The request
Extract every line that contains the string "الله".

Exercise material
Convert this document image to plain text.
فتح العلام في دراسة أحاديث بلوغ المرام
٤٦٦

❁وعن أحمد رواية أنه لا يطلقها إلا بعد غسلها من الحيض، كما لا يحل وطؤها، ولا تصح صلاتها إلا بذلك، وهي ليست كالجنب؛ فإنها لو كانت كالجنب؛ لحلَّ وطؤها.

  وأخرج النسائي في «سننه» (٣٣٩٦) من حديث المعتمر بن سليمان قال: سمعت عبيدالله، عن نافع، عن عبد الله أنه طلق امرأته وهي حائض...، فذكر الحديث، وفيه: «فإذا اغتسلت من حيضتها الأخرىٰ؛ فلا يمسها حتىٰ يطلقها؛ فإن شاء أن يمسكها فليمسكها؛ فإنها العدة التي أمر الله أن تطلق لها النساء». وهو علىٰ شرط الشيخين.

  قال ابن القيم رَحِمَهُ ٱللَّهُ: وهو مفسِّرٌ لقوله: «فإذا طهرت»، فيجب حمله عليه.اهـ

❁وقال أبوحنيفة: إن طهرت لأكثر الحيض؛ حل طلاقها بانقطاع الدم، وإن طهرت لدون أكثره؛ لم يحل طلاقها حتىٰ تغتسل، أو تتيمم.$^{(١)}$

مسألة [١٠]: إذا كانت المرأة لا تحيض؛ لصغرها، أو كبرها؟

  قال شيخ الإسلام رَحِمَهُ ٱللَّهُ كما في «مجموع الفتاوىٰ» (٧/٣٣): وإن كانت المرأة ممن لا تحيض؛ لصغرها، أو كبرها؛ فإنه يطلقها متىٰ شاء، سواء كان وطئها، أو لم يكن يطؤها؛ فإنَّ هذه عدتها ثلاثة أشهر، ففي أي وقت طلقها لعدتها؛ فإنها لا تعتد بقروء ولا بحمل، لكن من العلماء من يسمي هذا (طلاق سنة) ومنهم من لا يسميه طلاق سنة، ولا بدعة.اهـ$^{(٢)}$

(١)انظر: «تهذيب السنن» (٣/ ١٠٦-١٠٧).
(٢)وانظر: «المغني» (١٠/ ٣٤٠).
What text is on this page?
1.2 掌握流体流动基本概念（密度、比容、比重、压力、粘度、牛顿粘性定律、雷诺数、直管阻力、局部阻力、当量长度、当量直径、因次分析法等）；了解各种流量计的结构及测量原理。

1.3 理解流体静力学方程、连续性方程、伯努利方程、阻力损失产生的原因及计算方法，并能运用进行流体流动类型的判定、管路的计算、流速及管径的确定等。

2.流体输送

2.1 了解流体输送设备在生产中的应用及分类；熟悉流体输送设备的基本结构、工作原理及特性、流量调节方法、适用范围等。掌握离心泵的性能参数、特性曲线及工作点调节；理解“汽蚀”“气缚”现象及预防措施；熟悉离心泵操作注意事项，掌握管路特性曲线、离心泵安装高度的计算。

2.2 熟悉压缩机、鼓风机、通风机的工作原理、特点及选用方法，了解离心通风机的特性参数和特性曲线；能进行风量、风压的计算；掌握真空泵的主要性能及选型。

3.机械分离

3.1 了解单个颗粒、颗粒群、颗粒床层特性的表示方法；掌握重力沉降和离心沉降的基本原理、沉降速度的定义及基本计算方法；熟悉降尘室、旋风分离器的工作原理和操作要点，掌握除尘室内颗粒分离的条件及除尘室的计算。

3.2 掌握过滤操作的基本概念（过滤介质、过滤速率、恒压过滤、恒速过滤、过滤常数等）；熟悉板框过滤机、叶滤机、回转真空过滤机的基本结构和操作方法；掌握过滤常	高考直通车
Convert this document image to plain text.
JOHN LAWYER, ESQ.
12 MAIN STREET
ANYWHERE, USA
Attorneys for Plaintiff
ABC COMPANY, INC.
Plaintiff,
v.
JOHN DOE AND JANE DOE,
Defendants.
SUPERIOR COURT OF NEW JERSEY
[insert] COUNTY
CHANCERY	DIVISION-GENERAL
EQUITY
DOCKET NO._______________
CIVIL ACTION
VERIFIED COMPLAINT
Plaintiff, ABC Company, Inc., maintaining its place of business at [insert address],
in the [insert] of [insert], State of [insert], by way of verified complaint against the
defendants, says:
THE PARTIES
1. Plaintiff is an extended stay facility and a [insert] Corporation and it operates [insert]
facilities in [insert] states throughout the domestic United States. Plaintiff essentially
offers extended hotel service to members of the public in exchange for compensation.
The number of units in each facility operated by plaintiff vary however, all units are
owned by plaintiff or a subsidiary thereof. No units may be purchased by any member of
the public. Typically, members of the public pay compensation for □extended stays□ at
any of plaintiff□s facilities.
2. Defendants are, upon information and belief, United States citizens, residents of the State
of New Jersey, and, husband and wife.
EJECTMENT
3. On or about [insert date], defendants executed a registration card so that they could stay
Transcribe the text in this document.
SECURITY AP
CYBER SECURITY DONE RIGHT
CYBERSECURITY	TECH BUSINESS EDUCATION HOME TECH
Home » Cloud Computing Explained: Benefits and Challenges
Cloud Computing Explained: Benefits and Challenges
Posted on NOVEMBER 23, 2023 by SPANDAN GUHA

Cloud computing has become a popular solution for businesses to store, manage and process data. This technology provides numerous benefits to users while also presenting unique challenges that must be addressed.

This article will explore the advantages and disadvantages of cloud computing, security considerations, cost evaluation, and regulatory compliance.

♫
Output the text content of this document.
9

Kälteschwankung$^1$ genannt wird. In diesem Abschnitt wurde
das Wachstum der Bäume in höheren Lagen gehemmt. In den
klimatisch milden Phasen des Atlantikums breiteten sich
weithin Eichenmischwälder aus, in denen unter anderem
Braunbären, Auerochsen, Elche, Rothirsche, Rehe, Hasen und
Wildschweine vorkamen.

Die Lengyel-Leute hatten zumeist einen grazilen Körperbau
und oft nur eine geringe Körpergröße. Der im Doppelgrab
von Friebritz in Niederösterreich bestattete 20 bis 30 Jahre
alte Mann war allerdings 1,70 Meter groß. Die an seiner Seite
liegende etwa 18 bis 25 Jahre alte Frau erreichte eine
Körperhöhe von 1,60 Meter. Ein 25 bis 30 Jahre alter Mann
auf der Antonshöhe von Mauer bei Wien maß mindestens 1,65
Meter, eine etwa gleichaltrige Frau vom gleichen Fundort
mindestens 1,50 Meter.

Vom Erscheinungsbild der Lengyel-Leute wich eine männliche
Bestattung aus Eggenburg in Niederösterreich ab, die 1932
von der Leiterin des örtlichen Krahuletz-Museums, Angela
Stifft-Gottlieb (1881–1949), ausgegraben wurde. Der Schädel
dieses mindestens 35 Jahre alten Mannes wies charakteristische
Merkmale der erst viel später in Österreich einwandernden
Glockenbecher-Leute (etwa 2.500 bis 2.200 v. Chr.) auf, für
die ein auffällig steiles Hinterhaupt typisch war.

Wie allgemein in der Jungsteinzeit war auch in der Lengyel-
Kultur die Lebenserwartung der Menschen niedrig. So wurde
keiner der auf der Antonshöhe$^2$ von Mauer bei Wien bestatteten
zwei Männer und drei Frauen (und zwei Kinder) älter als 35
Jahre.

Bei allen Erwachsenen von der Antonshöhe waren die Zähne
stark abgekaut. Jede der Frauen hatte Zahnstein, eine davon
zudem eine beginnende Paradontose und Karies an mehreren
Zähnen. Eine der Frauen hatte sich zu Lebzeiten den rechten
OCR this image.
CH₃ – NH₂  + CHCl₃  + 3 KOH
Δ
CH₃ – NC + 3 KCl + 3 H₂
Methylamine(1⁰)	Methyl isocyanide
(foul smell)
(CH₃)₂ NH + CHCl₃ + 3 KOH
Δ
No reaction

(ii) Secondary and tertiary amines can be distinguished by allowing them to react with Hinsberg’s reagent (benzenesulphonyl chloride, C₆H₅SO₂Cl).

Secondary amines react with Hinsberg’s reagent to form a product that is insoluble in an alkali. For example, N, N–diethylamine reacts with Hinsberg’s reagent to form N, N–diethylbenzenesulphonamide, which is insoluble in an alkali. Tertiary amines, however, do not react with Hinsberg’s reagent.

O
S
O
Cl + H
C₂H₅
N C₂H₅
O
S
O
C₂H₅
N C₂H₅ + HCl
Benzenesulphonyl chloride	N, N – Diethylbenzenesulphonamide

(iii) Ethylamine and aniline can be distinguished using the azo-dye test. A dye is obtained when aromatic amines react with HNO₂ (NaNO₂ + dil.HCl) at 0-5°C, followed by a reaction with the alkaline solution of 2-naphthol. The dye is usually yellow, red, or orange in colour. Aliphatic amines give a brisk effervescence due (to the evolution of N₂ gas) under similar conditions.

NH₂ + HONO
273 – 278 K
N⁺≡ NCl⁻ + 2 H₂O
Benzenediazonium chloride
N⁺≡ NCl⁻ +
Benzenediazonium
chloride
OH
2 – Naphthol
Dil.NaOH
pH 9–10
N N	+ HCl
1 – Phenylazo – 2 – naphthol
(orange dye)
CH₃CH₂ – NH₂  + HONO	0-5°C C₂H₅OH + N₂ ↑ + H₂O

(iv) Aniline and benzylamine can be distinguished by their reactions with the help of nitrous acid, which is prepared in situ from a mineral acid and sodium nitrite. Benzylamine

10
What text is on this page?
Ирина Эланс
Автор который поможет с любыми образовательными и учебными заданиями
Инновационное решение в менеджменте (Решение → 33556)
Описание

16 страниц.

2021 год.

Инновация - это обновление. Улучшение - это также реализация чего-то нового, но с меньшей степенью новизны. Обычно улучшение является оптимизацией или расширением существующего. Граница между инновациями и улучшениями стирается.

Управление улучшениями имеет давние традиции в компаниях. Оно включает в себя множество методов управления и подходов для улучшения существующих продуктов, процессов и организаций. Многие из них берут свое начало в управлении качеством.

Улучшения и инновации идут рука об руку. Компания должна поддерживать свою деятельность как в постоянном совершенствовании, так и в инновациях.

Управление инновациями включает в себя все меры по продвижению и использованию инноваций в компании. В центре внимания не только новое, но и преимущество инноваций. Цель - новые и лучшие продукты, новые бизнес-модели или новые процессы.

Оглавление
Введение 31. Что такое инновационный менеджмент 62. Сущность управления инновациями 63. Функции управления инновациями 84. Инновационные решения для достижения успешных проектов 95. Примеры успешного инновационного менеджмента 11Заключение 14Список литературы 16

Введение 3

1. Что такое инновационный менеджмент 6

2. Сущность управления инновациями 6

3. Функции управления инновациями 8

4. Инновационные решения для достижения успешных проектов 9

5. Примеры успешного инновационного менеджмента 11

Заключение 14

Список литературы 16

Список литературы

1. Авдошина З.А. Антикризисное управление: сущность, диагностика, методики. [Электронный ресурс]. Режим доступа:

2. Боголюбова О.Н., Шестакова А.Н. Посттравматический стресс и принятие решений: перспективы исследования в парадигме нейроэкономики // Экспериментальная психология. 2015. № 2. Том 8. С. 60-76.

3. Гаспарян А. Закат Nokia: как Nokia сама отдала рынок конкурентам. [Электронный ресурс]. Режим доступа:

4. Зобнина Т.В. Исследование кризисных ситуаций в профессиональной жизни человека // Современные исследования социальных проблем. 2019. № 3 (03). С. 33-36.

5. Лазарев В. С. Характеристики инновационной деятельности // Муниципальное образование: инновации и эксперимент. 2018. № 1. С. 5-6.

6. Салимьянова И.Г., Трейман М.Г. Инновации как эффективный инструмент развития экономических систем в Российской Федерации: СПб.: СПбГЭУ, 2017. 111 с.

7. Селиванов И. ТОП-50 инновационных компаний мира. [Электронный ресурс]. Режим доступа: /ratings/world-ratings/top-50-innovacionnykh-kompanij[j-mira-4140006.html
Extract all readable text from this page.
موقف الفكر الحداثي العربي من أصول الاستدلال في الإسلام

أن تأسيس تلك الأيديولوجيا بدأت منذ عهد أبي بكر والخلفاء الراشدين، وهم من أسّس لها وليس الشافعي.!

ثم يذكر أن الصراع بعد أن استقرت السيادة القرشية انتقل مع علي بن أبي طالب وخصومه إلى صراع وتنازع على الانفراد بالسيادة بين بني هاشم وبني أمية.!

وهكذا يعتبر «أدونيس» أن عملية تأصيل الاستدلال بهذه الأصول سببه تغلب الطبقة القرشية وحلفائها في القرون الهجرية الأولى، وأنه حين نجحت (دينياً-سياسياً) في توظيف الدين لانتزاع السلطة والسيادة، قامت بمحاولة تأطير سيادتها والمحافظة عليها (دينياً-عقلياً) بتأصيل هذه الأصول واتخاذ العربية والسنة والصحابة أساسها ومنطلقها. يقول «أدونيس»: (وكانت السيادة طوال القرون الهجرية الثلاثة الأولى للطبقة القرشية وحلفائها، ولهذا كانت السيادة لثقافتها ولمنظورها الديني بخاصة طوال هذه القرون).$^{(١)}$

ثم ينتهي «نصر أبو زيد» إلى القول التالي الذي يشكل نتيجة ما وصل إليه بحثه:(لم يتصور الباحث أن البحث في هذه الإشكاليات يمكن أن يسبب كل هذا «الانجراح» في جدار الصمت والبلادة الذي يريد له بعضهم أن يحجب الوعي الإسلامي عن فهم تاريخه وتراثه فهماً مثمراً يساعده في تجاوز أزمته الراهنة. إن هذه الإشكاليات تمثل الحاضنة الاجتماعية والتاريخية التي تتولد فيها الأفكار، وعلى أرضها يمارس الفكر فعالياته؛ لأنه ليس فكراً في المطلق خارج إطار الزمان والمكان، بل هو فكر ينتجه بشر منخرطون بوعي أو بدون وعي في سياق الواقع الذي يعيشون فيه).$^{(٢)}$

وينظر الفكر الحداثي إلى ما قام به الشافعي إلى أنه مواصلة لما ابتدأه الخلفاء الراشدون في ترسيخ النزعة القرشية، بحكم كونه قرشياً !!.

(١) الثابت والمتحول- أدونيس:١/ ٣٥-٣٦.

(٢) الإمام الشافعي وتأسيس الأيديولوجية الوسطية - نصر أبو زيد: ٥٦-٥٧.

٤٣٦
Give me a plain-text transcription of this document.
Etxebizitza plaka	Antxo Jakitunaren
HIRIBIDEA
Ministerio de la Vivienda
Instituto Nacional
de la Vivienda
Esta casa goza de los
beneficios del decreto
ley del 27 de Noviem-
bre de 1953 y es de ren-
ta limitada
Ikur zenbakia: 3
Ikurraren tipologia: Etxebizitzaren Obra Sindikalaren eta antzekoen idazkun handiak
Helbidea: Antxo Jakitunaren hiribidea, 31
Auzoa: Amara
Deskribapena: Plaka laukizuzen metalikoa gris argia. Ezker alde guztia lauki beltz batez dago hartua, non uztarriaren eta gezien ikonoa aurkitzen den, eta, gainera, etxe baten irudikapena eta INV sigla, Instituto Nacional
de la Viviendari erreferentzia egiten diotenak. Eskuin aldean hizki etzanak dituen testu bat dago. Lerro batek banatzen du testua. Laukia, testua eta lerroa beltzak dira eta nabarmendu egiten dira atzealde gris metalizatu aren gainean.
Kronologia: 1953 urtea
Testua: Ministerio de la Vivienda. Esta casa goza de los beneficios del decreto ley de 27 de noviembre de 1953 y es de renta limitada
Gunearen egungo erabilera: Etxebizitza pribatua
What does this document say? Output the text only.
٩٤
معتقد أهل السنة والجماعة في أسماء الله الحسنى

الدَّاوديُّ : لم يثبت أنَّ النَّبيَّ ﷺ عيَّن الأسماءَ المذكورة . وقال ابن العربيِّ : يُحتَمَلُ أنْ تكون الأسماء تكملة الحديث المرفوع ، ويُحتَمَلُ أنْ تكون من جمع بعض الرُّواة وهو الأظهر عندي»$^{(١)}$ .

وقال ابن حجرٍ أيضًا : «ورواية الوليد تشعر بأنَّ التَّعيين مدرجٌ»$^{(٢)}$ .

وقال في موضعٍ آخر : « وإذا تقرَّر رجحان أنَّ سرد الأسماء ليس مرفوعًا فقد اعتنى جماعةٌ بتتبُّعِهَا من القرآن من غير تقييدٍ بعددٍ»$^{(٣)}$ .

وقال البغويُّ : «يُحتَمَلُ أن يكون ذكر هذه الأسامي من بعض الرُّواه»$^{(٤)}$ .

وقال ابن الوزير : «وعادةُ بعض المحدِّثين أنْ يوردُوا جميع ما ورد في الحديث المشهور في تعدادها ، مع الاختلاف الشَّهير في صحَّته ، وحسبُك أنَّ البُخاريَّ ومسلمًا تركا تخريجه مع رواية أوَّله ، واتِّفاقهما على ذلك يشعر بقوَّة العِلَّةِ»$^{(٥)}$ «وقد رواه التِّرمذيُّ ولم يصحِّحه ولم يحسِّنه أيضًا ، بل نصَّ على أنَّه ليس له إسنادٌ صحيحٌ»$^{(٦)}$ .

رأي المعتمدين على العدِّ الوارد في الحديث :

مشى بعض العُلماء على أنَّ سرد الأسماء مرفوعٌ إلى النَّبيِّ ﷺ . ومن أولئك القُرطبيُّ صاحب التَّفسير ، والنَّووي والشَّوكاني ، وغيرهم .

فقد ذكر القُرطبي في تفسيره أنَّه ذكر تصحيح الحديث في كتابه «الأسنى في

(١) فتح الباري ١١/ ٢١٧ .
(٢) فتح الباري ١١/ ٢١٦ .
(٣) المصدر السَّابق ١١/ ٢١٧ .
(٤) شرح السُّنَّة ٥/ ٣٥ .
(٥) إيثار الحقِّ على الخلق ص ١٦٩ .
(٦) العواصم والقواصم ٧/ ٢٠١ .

Response to the task
  وأخرج النسائي في «سننه» (٣٣٩٦) من حديث المعتمر بن سليمان قال: سمعت عبيدالله، عن نافع، عن عبد الله أنه طلق امرأته وهي حائض...، فذكر الحديث، وفيه: «فإذا اغتسلت من حيضتها الأخرىٰ؛ فلا يمسها حتىٰ يطلقها؛ فإن شاء أن يمسكها فليمسكها؛ فإنها العدة التي أمر الله أن تطلق لها النساء». وهو علىٰ شرط الشيخين.
معتقد أهل السنة والجماعة في أسماء الله الحسنى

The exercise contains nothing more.